**Selectie**
........

Noord-Korea: land van list en leugen
„Het gaat volgens mij best goed met de Noord-Koreaanse staat.” Aldus besloot de Leidse hoogleraar koreanistiek Remco Breuker eind vorig jaar een opiniestuk in NRC Handelsblad. De reden van zijn optimisme is dat Kim Jong Il zijn land heeft omgevormd tot een kapitalistische staat. De optimistische toon van Breuker is misplaatst en wie de feitelijke gevolgen van die omslag voor de gewone burgers beziet, zal daarmee instemmen.
In hun boek ”The Hidden People of North Korea. Everyday Life in the Hermit Kingdom”, staan Ralph Hassig en Kongdan Oh uitvoerig stil bij die gevolgen. Ze wijzen erop dat de beleidsveranderingen teruggaan op de ineenstorting van het publieke distributiesysteem (PDS) van de staat, in de jaren 90 van de vorige eeuw. PDS was voor Kim Jong Il het instrument bij uitstek om de bevolking in een wurggreep te houden: de staat fungeerde immers als enige uitdeler van voedsel en andere basisbehoeften en kon daarmee iedereen op de knieën krijgen.
Halverwege de jaren 90 maakte Noord-Korea de ergste hongersnood ooit mee, en viel er ook via de PDS-centra niets uit te delen. De meest verschrikkelijke taferelen dateren uit die periode. Van 1995 tot 1999 zijn rond de 1 miljoen Noord-Koreanen van honger omgekomen, want burgers waren voor hun dagelijks voedsel ineens op zichzelf aangewezen.

........

**Uit de gegevens**
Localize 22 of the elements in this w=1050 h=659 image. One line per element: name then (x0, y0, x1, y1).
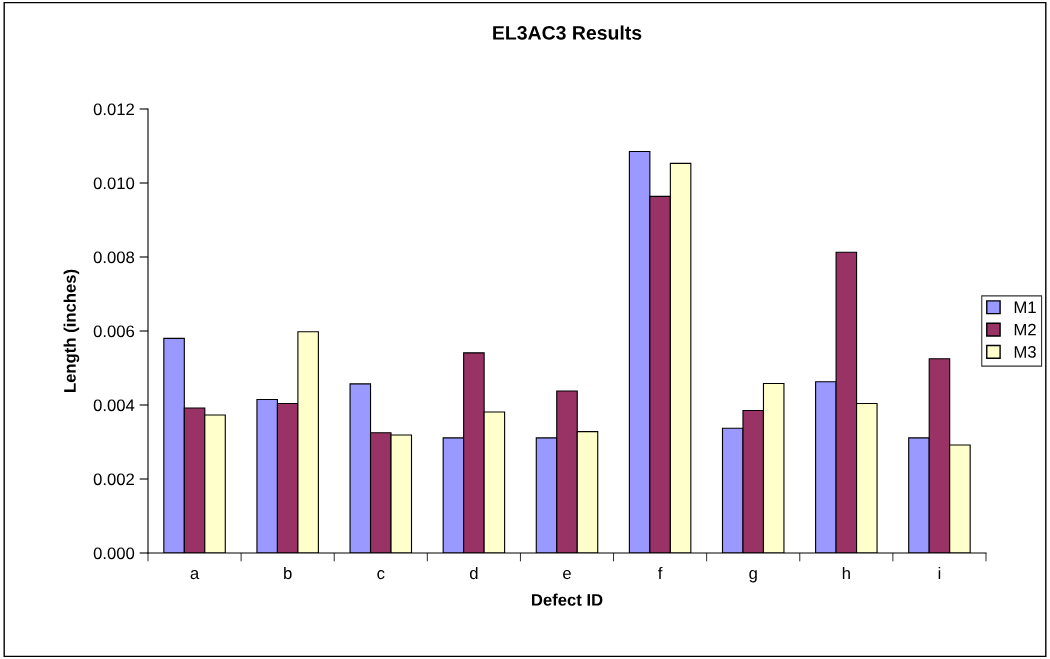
x-axis-title: Defect ID (532, 593, 603, 606)
x-tick-label: e (563, 570, 571, 580)
y-tick-label: 0.012 (93, 103, 134, 116)
x-tick-label: c (377, 570, 385, 580)
y-tick-label: 0.004 (93, 399, 135, 412)
x-tick-label: h (842, 566, 850, 579)
y-tick-label: 0.002 (93, 473, 134, 486)
chart-title: EL3AC3 Results (493, 25, 642, 40)
y-tick-label: 0.008 (93, 251, 135, 264)
x-tick-label: a (190, 570, 200, 580)
x-tick-label: f (658, 566, 663, 579)
legend-label: M3 (1014, 346, 1036, 358)
y-tick-label: 0.000 (93, 547, 135, 560)
y-tick-label: 0.006 (93, 325, 135, 338)
x-tick-label: d (469, 566, 478, 580)
legend-label: M1 (1014, 301, 1036, 314)
x-tick-label: i (938, 566, 941, 579)
y-tick-label: 0.010 (93, 177, 135, 190)
y-axis-title: Length (inches) (63, 269, 80, 392)
x-tick-label: g (749, 570, 757, 583)
legend-label: M2 (1014, 323, 1036, 336)
x-tick-label: b (284, 566, 292, 580)
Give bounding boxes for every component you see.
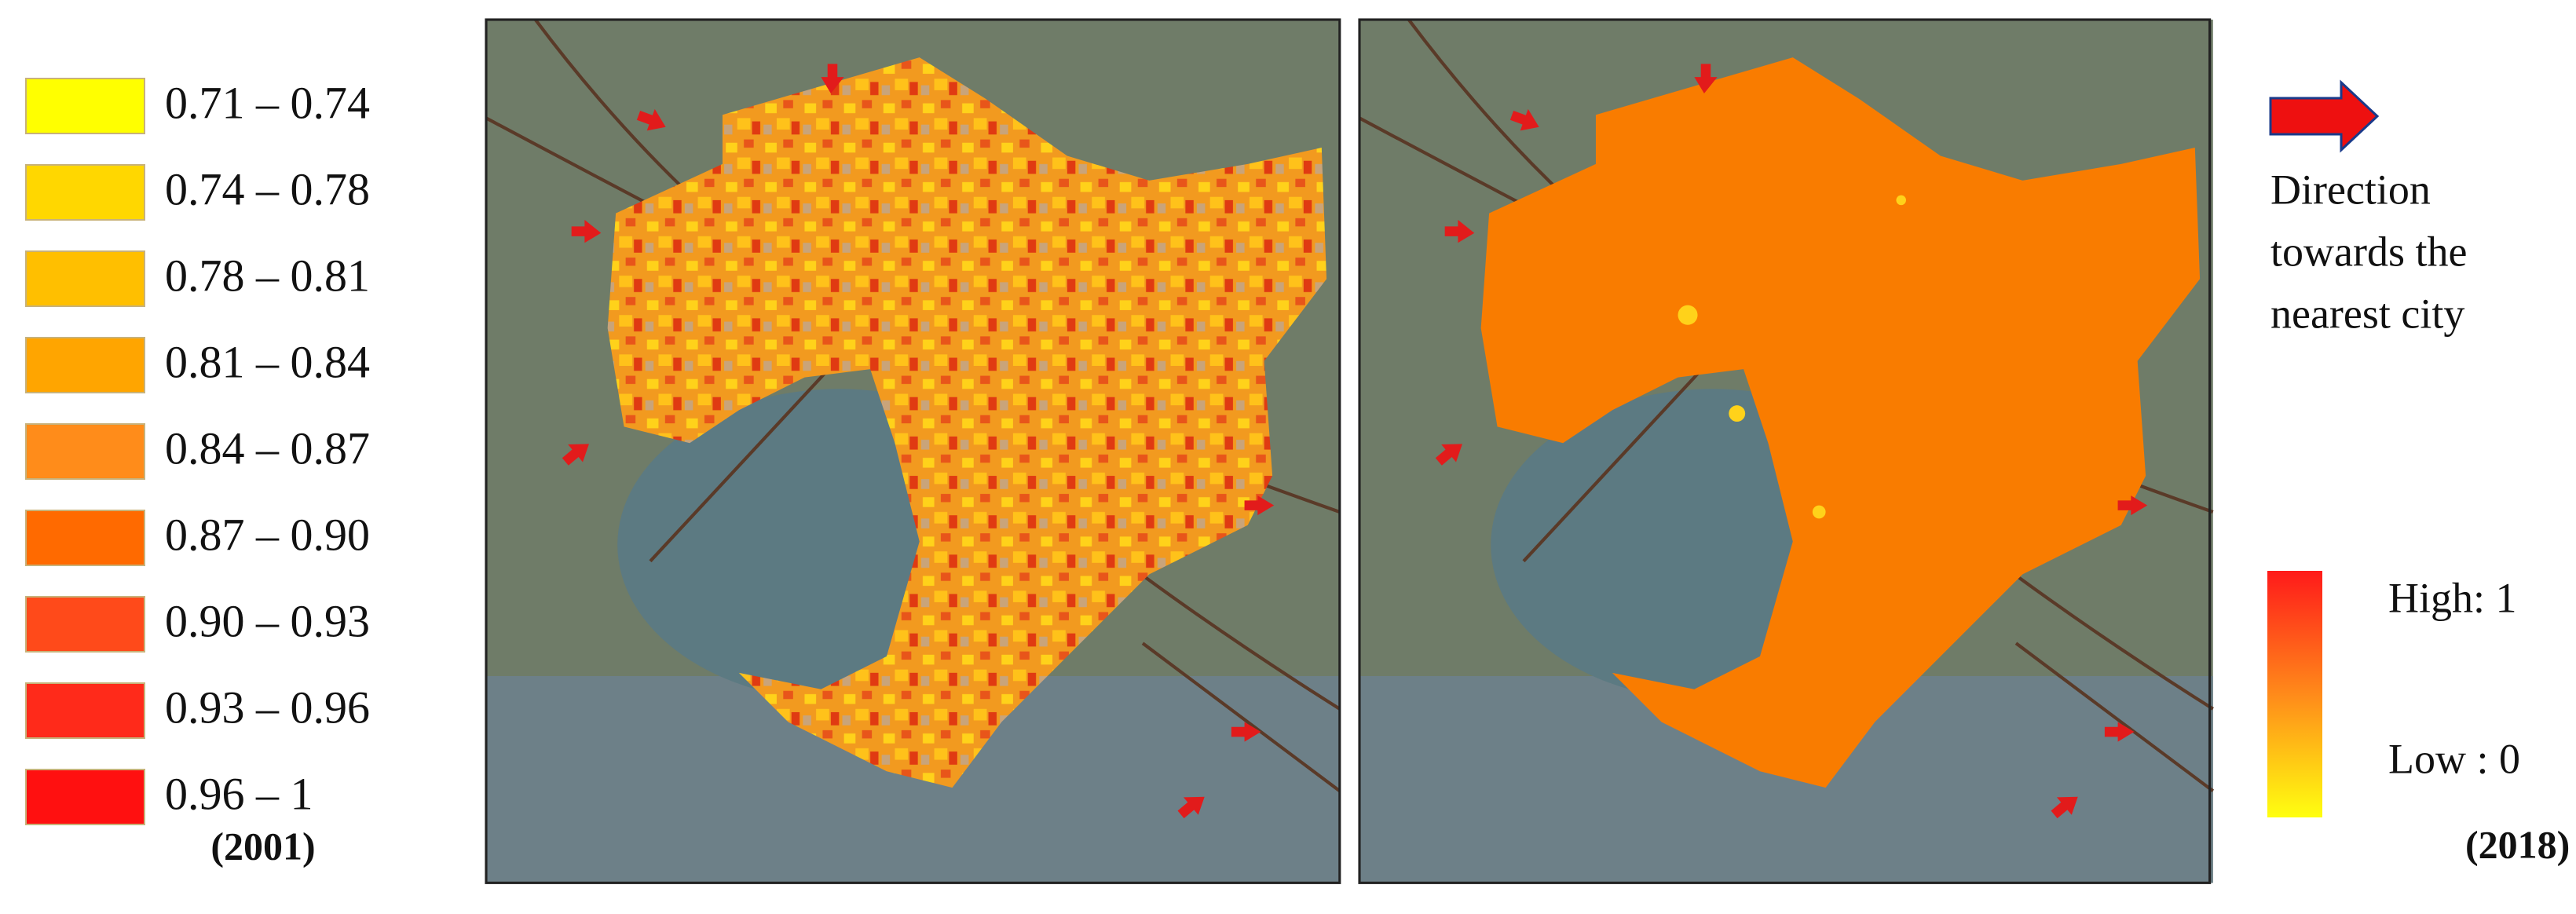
legend-swatch — [25, 164, 145, 221]
legend-label: 0.93 – 0.96 — [165, 682, 370, 733]
legend-swatch — [25, 682, 145, 739]
direction-text: Direction — [2270, 166, 2431, 213]
legend-label: 0.90 – 0.93 — [165, 595, 370, 646]
legend-label: 0.81 – 0.84 — [165, 336, 370, 387]
legend-label: 0.96 – 1 — [165, 768, 313, 819]
legend-swatch — [25, 78, 145, 134]
legend-swatch — [25, 250, 145, 307]
gradient-high: High: 1 — [2388, 574, 2517, 621]
legend-swatch — [25, 510, 145, 566]
legend-label: 0.87 – 0.90 — [165, 509, 370, 560]
legend-swatch — [25, 423, 145, 480]
map-2001 — [486, 20, 1340, 883]
legend-label: 0.74 – 0.78 — [165, 163, 370, 214]
direction-legend — [2269, 79, 2380, 153]
year-2018: (2018) — [2465, 822, 2570, 866]
legend-label: 0.78 – 0.81 — [165, 250, 370, 301]
direction-text: towards the — [2270, 228, 2467, 275]
map-2018 — [1359, 20, 2213, 883]
gradient-low: Low : 0 — [2388, 735, 2520, 782]
gradient-bar — [2267, 571, 2322, 817]
legend-swatch — [25, 337, 145, 393]
direction-arrow — [2269, 79, 2380, 153]
direction-text: nearest city — [2270, 290, 2464, 337]
legend-swatch — [25, 596, 145, 653]
legend-label: 0.84 – 0.87 — [165, 422, 370, 473]
legend-swatch — [25, 769, 145, 825]
year-2001: (2001) — [210, 824, 315, 868]
legend-label: 0.71 – 0.74 — [165, 77, 370, 128]
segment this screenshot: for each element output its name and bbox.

........

**Wat wordt gevraagd**
Kopieer uit het stuk over Noord-Korea woord voor woord de tekst vanaf "Halverwege de jaren" tot en met "op zichzelf aangewezen.".

**Antwoord**
Halverwege de jaren 90 maakte Noord-Korea de ergste hongersnood ooit mee, en viel er ook via de PDS-centra niets uit te delen. De meest verschrikkelijke taferelen dateren uit die periode. Van 1995 tot 1999 zijn rond de 1 miljoen Noord-Koreanen van honger omgekomen, want burgers waren voor hun dagelijks voedsel ineens op zichzelf aangewezen.